◆ DATA EXCERPTS ◆
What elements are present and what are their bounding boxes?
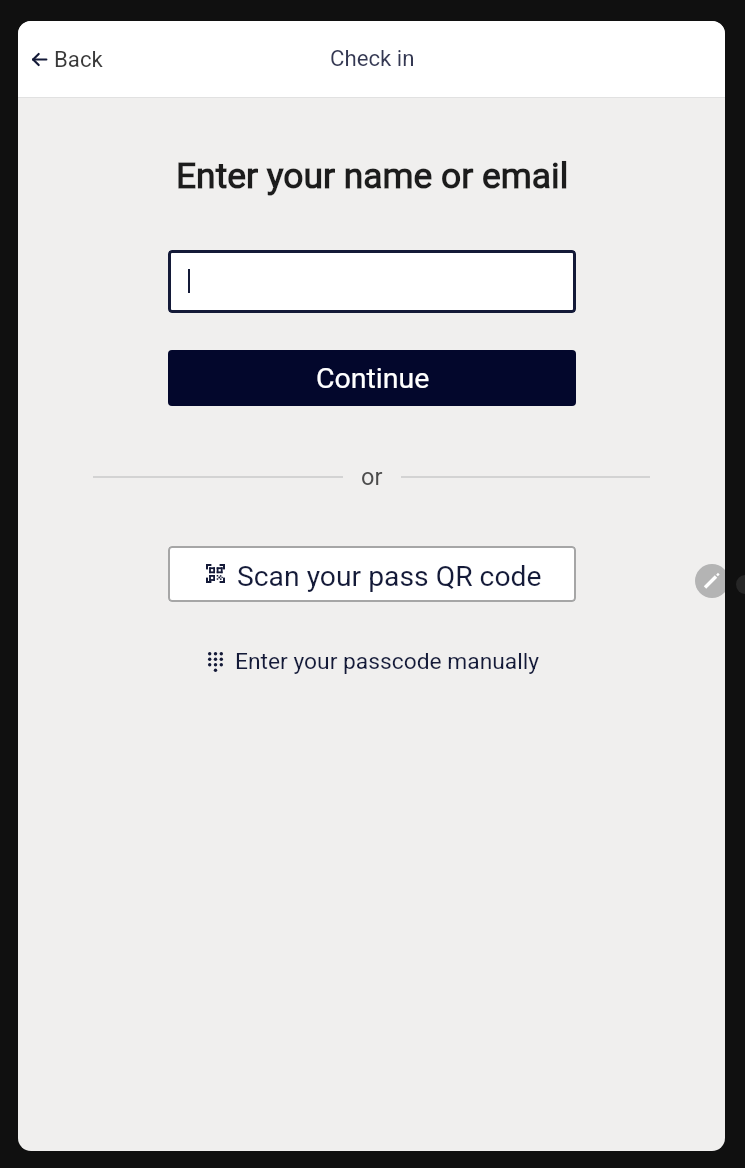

...

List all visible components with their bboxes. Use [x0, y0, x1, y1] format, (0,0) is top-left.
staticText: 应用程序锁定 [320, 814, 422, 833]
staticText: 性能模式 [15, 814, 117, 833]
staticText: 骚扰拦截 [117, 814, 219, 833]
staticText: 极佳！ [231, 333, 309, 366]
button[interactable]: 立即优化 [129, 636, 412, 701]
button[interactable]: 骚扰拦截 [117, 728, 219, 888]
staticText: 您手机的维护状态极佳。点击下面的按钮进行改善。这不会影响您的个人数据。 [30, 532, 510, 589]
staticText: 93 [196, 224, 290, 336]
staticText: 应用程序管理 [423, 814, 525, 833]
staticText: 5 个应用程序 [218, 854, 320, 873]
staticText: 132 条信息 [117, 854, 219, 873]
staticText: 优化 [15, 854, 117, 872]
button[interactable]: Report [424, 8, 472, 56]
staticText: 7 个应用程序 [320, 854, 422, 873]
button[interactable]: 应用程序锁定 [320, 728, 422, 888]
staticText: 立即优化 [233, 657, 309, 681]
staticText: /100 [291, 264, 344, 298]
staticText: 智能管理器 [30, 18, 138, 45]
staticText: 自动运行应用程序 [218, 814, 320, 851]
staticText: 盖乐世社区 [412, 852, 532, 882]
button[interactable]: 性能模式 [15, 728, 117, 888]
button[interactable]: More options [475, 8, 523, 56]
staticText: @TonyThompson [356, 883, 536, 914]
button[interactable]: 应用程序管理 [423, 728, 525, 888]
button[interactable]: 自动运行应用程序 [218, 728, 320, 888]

◆ EXERCISE ◆
Return every line of the material from the line containing "List all visible" down to the line containing "button[interactable]: 自动运行应用程序 [218, 728, 320, 888]", copying each one precisely.

◆ SOLUTION TO THIS EXERCISE ◆
List all visible components with their bboxes. Use [x0, y0, x1, y1] format, (0,0) is top-left.
staticText: 应用程序锁定 [320, 814, 422, 833]
staticText: 性能模式 [15, 814, 117, 833]
staticText: 骚扰拦截 [117, 814, 219, 833]
staticText: 极佳！ [231, 333, 309, 366]
button[interactable]: 立即优化 [129, 636, 412, 701]
button[interactable]: 骚扰拦截 [117, 728, 219, 888]
staticText: 您手机的维护状态极佳。点击下面的按钮进行改善。这不会影响您的个人数据。 [30, 532, 510, 589]
staticText: 93 [196, 224, 290, 336]
staticText: 应用程序管理 [423, 814, 525, 833]
staticText: 5 个应用程序 [218, 854, 320, 873]
staticText: 132 条信息 [117, 854, 219, 873]
staticText: 优化 [15, 854, 117, 872]
button[interactable]: Report [424, 8, 472, 56]
staticText: 7 个应用程序 [320, 854, 422, 873]
button[interactable]: 应用程序锁定 [320, 728, 422, 888]
staticText: 立即优化 [233, 657, 309, 681]
staticText: /100 [291, 264, 344, 298]
staticText: 智能管理器 [30, 18, 138, 45]
staticText: 自动运行应用程序 [218, 814, 320, 851]
staticText: 盖乐世社区 [412, 852, 532, 882]
button[interactable]: 性能模式 [15, 728, 117, 888]
button[interactable]: More options [475, 8, 523, 56]
staticText: @TonyThompson [356, 883, 536, 914]
button[interactable]: 应用程序管理 [423, 728, 525, 888]
button[interactable]: 自动运行应用程序 [218, 728, 320, 888]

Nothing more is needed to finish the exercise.